# WHAT NEEDS TO BE DONE
Please reproduce the lines of the material verbatim, beginning with the line that contains "- quick-dim-icon[interactable]: ⊞: [277, 110, 297, 130]" and continuing through the line that contains "- clean-screen-icon[interactable]: ⛶: [1570, 1344, 1580, 1360]".
***** PROVIDED RECORDS
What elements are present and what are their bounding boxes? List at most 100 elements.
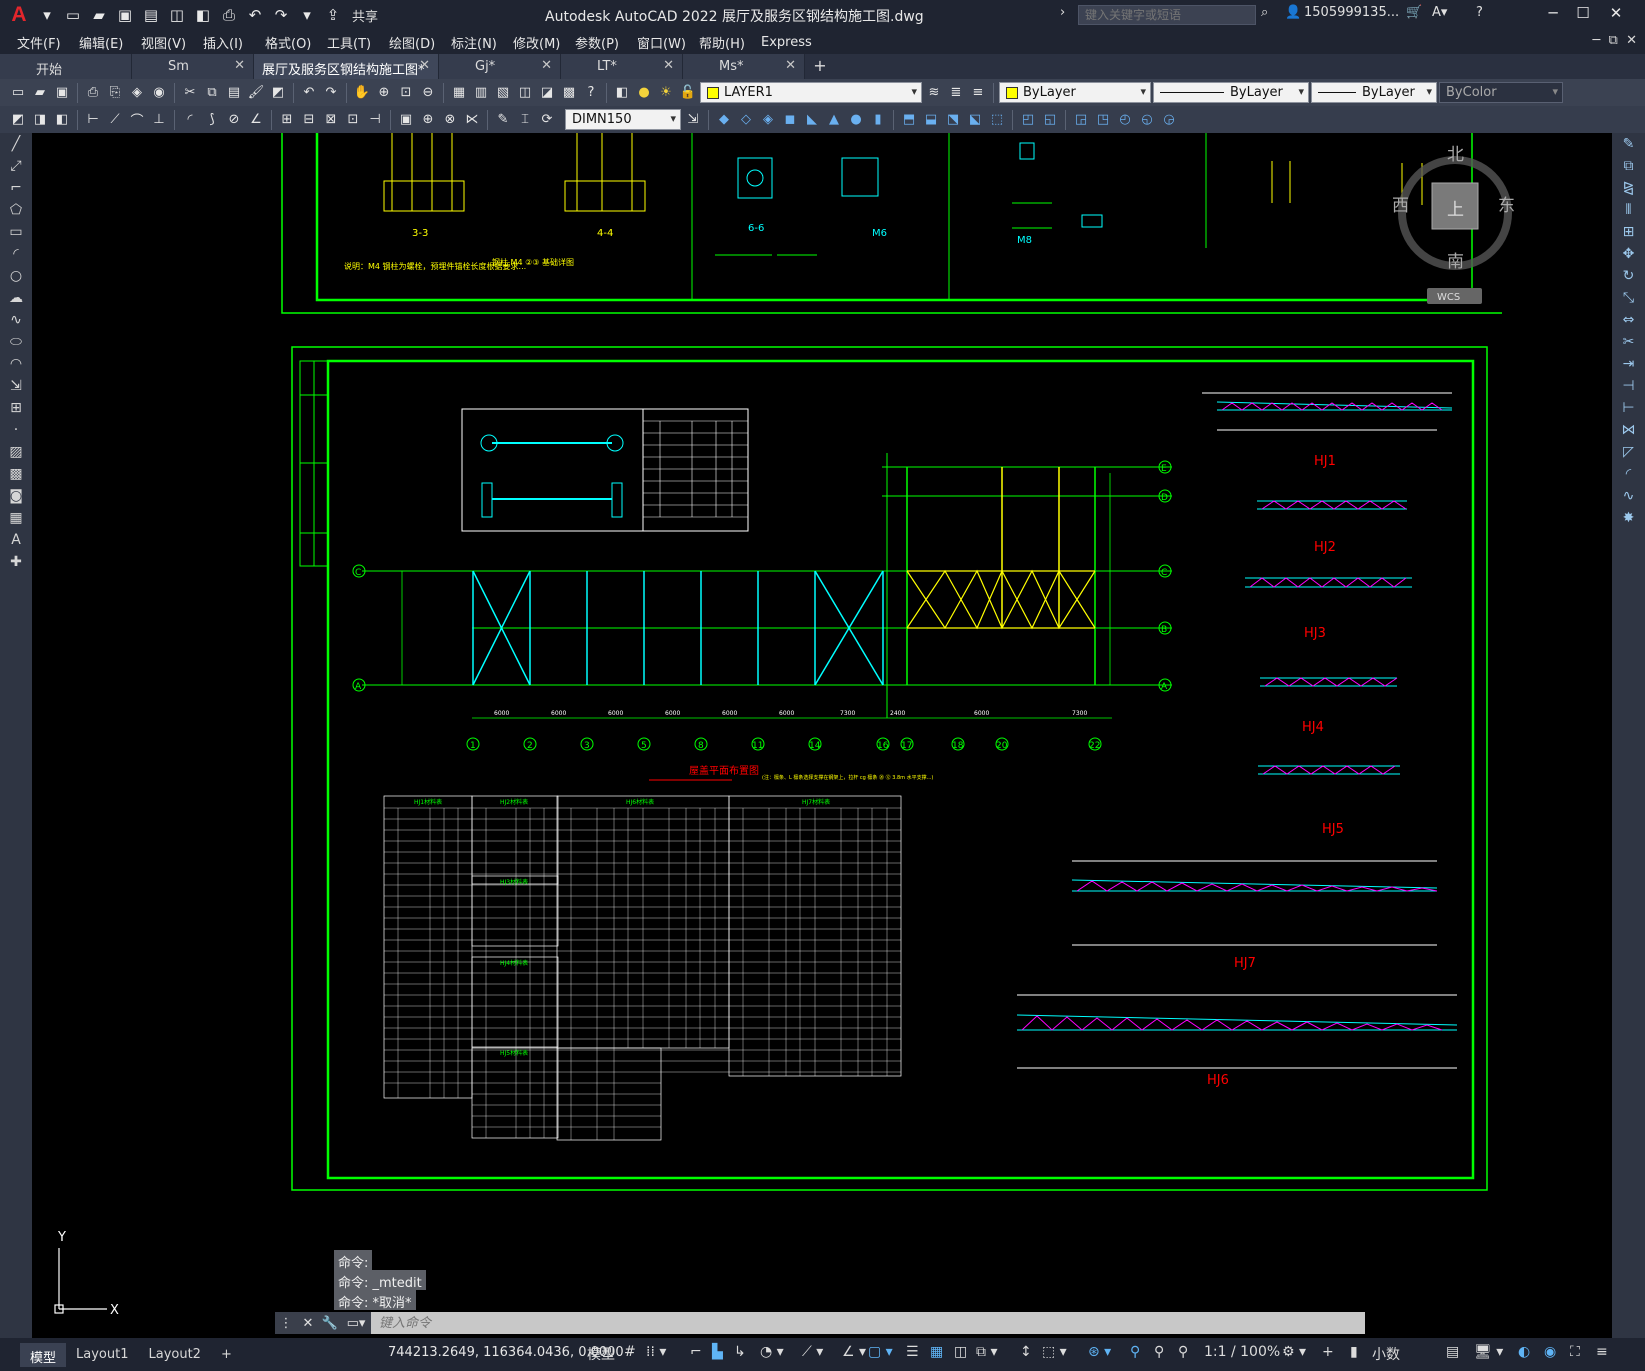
- quick-dim-icon[interactable]: ⊞: [277, 110, 297, 130]
- tab-layout1[interactable]: Layout1: [66, 1343, 138, 1367]
- 3d-array-icon[interactable]: ◶: [1159, 110, 1179, 130]
- region-icon[interactable]: ◙: [0, 485, 32, 507]
- save-icon[interactable]: ▣: [52, 83, 72, 103]
- clean-screen-icon[interactable]: ⛶: [1570, 1344, 1580, 1360]
- mirror-icon[interactable]: ⧎: [1612, 177, 1645, 199]
- 3d-osnap-icon[interactable]: ⧉ ▾: [976, 1344, 997, 1360]
- tab-gj[interactable]: Gj* ✕: [439, 54, 561, 79]
- dim-aligned-icon[interactable]: ⟋: [105, 110, 125, 130]
- search-input[interactable]: [1078, 5, 1256, 25]
- close-icon[interactable]: ✕: [785, 58, 796, 73]
- dim-linear-icon[interactable]: ⊢: [83, 110, 103, 130]
- sheet-set-icon[interactable]: ◫: [515, 83, 535, 103]
- dim-space-icon[interactable]: ⊡: [343, 110, 363, 130]
- sphere-icon[interactable]: ●: [846, 110, 866, 130]
- markup-icon[interactable]: ◪: [537, 83, 557, 103]
- minimize-icon[interactable]: ─: [1540, 4, 1566, 26]
- layer-state-icon[interactable]: ≡: [968, 83, 988, 103]
- tolerance-icon[interactable]: ▣: [396, 110, 416, 130]
- annotation-monitor-icon[interactable]: +: [1322, 1344, 1334, 1360]
- rectangle-icon[interactable]: ▭: [0, 221, 32, 243]
- pan-icon[interactable]: ✋: [352, 83, 372, 103]
- customization-icon[interactable]: ≡: [1596, 1344, 1608, 1360]
- chevron-down-icon[interactable]: ▾: [36, 4, 58, 26]
- hatch-icon[interactable]: ▨: [0, 441, 32, 463]
- menu-insert[interactable]: 插入(I): [203, 33, 265, 52]
- cut-icon[interactable]: ✂: [180, 83, 200, 103]
- extrude-icon[interactable]: ⬒: [899, 110, 919, 130]
- model-space-toggle[interactable]: 模型: [587, 1344, 615, 1364]
- menu-parametric[interactable]: 参数(P): [575, 33, 637, 52]
- dim-ordinate-icon[interactable]: ⊥: [149, 110, 169, 130]
- cone-icon[interactable]: ▲: [824, 110, 844, 130]
- presspull-icon[interactable]: ⬚: [987, 110, 1007, 130]
- subtract-icon[interactable]: ◇: [736, 110, 756, 130]
- publish-icon[interactable]: ◈: [127, 83, 147, 103]
- chamfer-icon[interactable]: ◸: [1612, 441, 1645, 463]
- dim-continue-icon[interactable]: ⊠: [321, 110, 341, 130]
- dim-radius-icon[interactable]: ◜: [180, 110, 200, 130]
- transparency-icon[interactable]: ▦: [930, 1344, 943, 1360]
- 3d-move-icon[interactable]: ◲: [1071, 110, 1091, 130]
- zoom-previous-icon[interactable]: ⊖: [418, 83, 438, 103]
- recent-commands-icon[interactable]: ▭▾: [341, 1312, 371, 1334]
- trim-icon[interactable]: ✂: [1612, 331, 1645, 353]
- paste-icon[interactable]: ▤: [224, 83, 244, 103]
- 3d-align-icon[interactable]: ◴: [1115, 110, 1135, 130]
- dim-angular-icon[interactable]: ∠: [246, 110, 266, 130]
- layer-iso-icon[interactable]: ◧: [52, 110, 72, 130]
- tab-lt[interactable]: LT* ✕: [561, 54, 683, 79]
- revolve-icon[interactable]: ⬓: [921, 110, 941, 130]
- open-folder-icon[interactable]: ▰: [88, 4, 110, 26]
- ellipse-icon[interactable]: ⬭: [0, 331, 32, 353]
- erase-icon[interactable]: ✎: [1612, 133, 1645, 155]
- polygon-icon[interactable]: ⬠: [0, 199, 32, 221]
- polar-tracking-icon[interactable]: ◔ ▾: [760, 1344, 784, 1360]
- properties-icon[interactable]: ▦: [449, 83, 469, 103]
- move-icon[interactable]: ✥: [1612, 243, 1645, 265]
- redo-icon[interactable]: ↷: [270, 4, 292, 26]
- menu-window[interactable]: 窗口(W): [637, 33, 699, 52]
- break-icon[interactable]: ⊢: [1612, 397, 1645, 419]
- close-icon[interactable]: ✕: [663, 58, 674, 73]
- menu-format[interactable]: 格式(O): [265, 33, 327, 52]
- selection-cycling-icon[interactable]: ◫: [954, 1344, 967, 1360]
- fillet-icon[interactable]: ◜: [1612, 463, 1645, 485]
- isodraft-icon[interactable]: ⟋ ▾: [802, 1344, 823, 1360]
- dim-edit-icon[interactable]: ✎: [493, 110, 513, 130]
- command-grip-icon[interactable]: ⋮: [275, 1312, 297, 1334]
- dynamic-ucs-icon[interactable]: ↕: [1020, 1344, 1032, 1360]
- scale-icon[interactable]: ⤡: [1612, 287, 1645, 309]
- layer-match-icon[interactable]: ◨: [30, 110, 50, 130]
- share-icon[interactable]: ⇪: [322, 4, 344, 26]
- offset-icon[interactable]: ⫴: [1612, 199, 1645, 221]
- spline-icon[interactable]: ∿: [0, 309, 32, 331]
- save-as-icon[interactable]: ▤: [140, 4, 162, 26]
- calculator-icon[interactable]: ▩: [559, 83, 579, 103]
- open-icon[interactable]: ▰: [30, 83, 50, 103]
- jogged-linear-icon[interactable]: ⋉: [462, 110, 482, 130]
- menu-edit[interactable]: 编辑(E): [79, 33, 141, 52]
- array-icon[interactable]: ⊞: [1612, 221, 1645, 243]
- model-space-canvas[interactable]: 3-3 4-4 6-6 M6 M8 说明：M4 钢柱为螺栓，预埋件锚栓长度根据要…: [32, 133, 1612, 1338]
- help-button[interactable]: ?: [1476, 5, 1483, 20]
- make-current-layer-icon[interactable]: ≋: [924, 83, 944, 103]
- explode-icon[interactable]: ✸: [1612, 507, 1645, 529]
- menu-tools[interactable]: 工具(T): [327, 33, 389, 52]
- make-block-icon[interactable]: ⊞: [0, 397, 32, 419]
- maximize-icon[interactable]: ☐: [1570, 4, 1596, 26]
- tab-start[interactable]: 开始: [0, 54, 132, 79]
- match-properties-icon[interactable]: 🖌: [246, 83, 266, 103]
- design-center-icon[interactable]: ▥: [471, 83, 491, 103]
- revision-cloud-icon[interactable]: ☁: [0, 287, 32, 309]
- zoom-window-icon[interactable]: ⊡: [396, 83, 416, 103]
- redo-icon[interactable]: ↷: [321, 83, 341, 103]
- close-icon[interactable]: ✕: [1603, 4, 1629, 26]
- ortho-icon[interactable]: ↳: [734, 1344, 746, 1360]
- plotstyle-dropdown[interactable]: ByColor ▾: [1439, 82, 1563, 103]
- plot-preview-icon[interactable]: ⎘: [105, 83, 125, 103]
- new-tab-button[interactable]: +: [805, 54, 835, 79]
- annotation-visibility-icon[interactable]: ⚲: [1130, 1344, 1140, 1360]
- user-icon[interactable]: 👤: [1285, 5, 1301, 20]
- shell-icon[interactable]: ◱: [1040, 110, 1060, 130]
**********
# TASK OUTPUT
- quick-dim-icon[interactable]: ⊞: [277, 110, 297, 130]
- tab-layout1[interactable]: Layout1: [66, 1343, 138, 1367]
- 3d-array-icon[interactable]: ◶: [1159, 110, 1179, 130]
- region-icon[interactable]: ◙: [0, 485, 32, 507]
- save-icon[interactable]: ▣: [52, 83, 72, 103]
- clean-screen-icon[interactable]: ⛶: [1570, 1344, 1580, 1360]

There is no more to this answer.